* _GIVEN INFORMATION_:
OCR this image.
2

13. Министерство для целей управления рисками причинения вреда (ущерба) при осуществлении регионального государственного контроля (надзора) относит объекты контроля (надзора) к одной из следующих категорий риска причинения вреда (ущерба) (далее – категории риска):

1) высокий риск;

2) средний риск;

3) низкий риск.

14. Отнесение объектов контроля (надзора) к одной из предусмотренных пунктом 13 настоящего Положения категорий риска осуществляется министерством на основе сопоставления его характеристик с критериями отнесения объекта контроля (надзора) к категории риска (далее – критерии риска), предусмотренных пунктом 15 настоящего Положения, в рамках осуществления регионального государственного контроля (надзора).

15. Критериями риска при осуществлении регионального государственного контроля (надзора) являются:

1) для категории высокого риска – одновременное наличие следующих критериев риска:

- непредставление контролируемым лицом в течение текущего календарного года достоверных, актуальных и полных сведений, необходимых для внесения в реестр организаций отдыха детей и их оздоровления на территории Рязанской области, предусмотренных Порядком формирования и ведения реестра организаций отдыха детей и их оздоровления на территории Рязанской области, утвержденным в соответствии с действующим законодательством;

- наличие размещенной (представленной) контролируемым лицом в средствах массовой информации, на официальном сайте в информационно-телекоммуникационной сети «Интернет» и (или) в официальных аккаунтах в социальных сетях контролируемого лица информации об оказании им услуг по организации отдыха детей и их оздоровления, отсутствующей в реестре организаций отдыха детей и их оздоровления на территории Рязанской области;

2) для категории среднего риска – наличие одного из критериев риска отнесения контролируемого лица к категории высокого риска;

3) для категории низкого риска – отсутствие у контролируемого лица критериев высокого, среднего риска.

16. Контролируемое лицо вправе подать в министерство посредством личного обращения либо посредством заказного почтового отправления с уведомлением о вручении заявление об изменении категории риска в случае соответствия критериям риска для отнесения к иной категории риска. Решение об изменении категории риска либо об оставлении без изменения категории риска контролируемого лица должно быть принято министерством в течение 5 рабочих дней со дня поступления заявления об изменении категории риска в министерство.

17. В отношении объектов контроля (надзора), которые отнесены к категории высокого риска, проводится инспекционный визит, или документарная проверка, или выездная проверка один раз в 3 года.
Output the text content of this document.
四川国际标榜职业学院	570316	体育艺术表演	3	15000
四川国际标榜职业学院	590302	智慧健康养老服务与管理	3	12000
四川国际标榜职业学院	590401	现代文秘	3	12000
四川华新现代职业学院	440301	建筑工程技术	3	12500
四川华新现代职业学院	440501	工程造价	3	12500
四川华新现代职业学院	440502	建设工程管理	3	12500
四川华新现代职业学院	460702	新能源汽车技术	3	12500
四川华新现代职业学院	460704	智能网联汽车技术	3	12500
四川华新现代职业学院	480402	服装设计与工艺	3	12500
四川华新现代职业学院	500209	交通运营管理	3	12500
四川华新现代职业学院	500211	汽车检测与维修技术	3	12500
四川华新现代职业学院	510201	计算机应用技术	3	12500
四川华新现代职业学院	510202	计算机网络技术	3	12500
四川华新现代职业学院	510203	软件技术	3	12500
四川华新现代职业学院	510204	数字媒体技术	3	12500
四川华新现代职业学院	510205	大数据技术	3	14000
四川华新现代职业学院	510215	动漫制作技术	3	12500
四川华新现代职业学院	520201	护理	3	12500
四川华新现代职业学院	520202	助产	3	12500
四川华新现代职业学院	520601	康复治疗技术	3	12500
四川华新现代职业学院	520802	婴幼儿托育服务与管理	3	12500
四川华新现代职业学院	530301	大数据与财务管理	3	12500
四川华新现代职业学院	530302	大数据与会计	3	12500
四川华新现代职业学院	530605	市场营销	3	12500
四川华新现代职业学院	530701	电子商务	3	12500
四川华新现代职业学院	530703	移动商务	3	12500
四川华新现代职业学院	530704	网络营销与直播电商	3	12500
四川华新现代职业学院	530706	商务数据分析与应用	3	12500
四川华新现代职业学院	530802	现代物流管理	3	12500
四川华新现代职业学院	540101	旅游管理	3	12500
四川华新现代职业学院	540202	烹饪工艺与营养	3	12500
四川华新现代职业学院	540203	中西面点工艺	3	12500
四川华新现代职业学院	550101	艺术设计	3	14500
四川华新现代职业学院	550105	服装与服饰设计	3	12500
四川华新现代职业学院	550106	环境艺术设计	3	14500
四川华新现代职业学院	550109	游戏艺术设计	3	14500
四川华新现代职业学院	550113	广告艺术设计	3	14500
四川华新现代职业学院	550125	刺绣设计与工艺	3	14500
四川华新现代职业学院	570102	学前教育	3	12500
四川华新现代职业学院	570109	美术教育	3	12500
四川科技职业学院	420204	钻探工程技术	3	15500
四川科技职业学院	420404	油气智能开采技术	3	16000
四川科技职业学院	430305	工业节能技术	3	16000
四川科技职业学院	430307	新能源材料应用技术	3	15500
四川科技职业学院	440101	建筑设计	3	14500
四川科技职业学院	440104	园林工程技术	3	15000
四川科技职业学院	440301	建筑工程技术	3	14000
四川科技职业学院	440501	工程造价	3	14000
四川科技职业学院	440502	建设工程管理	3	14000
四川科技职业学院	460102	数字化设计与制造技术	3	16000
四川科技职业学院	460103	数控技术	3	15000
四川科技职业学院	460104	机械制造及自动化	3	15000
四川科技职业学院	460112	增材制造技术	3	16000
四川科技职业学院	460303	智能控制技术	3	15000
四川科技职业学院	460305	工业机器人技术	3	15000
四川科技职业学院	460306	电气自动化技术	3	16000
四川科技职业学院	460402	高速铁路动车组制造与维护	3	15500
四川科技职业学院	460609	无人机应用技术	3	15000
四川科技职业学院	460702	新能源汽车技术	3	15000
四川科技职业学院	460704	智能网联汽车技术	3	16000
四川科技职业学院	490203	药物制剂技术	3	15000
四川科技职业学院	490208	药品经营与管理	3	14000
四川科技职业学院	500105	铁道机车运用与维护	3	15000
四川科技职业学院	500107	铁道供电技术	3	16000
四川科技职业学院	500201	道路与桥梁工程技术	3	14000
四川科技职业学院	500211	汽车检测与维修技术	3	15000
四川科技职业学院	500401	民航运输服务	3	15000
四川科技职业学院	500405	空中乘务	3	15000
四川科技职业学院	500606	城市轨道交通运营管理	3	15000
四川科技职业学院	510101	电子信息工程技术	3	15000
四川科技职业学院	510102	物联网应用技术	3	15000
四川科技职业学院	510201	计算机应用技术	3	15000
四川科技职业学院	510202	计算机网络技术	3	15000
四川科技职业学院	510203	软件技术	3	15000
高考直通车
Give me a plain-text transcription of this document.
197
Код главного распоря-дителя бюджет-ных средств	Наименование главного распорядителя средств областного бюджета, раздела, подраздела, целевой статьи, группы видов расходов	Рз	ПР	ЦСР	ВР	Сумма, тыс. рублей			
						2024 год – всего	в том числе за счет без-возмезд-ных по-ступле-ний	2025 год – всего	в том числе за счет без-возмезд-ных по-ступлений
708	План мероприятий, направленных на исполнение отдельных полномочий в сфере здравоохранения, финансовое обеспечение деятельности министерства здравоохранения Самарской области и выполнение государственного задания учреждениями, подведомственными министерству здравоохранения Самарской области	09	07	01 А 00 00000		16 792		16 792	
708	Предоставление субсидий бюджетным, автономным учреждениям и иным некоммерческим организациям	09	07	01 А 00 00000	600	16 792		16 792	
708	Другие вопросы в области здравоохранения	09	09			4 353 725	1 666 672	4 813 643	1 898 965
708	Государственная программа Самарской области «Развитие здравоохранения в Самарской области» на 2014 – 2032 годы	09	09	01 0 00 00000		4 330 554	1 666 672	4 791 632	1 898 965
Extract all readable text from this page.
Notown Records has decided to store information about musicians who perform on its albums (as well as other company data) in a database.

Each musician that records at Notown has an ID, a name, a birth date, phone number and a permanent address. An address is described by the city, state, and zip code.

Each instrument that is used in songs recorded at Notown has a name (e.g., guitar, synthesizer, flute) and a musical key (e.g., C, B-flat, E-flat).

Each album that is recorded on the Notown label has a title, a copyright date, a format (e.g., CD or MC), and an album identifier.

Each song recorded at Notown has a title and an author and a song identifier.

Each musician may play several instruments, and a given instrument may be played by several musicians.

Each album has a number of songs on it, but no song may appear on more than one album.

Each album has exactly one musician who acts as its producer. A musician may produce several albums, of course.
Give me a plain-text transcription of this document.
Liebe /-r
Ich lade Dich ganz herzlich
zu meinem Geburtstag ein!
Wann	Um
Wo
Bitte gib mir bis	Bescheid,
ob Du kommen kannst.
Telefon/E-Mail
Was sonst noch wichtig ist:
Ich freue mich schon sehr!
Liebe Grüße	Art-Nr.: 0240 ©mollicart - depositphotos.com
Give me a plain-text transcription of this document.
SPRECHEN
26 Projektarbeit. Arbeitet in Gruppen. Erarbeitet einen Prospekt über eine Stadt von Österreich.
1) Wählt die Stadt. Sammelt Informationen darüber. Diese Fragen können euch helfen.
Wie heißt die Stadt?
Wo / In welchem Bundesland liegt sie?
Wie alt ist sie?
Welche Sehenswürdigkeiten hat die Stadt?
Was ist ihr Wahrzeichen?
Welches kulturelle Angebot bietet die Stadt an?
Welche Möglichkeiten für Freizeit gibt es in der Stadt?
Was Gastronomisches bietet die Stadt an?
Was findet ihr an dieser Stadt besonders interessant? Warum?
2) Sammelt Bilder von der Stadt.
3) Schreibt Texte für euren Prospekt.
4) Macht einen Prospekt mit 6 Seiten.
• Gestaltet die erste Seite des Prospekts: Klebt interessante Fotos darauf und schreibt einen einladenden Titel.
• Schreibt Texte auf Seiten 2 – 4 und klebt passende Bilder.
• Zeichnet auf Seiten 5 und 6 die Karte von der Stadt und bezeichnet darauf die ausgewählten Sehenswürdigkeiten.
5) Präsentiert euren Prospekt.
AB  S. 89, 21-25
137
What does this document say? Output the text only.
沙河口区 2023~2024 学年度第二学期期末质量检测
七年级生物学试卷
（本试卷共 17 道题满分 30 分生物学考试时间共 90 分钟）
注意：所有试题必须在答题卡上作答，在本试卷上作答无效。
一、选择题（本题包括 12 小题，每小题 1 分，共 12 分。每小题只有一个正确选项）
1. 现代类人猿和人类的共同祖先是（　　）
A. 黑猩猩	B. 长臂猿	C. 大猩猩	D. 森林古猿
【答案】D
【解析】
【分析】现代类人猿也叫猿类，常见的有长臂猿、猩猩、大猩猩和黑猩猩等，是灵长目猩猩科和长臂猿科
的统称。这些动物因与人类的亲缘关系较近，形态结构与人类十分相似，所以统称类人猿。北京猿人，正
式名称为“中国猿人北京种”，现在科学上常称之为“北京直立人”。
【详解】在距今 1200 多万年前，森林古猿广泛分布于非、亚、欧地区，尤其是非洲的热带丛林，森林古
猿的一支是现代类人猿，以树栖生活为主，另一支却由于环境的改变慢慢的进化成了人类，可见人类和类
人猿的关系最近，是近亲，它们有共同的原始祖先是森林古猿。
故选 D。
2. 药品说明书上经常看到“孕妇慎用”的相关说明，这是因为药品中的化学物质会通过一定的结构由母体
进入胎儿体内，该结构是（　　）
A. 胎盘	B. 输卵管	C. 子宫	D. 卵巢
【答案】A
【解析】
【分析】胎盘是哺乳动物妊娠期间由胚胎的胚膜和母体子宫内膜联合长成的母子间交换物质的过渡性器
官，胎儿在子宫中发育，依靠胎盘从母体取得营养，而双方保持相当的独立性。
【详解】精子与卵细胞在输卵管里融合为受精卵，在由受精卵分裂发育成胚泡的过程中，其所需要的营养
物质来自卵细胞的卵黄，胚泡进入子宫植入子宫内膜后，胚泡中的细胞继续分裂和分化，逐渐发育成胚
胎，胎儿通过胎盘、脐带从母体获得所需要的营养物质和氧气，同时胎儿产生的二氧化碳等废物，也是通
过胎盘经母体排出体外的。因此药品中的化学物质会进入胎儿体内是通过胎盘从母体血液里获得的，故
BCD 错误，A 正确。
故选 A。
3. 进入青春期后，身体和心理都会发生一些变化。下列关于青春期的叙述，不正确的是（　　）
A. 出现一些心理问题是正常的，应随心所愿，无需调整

* _GOAL_:
Pull out each line containing the word "number" and copy it.

* _RESULT_:
Each musician that records at Notown has an ID, a name, a birth date, phone number and a permanent address. An address is described by the city, state, and zip code.
Each album has a number of songs on it, but no song may appear on more than one album.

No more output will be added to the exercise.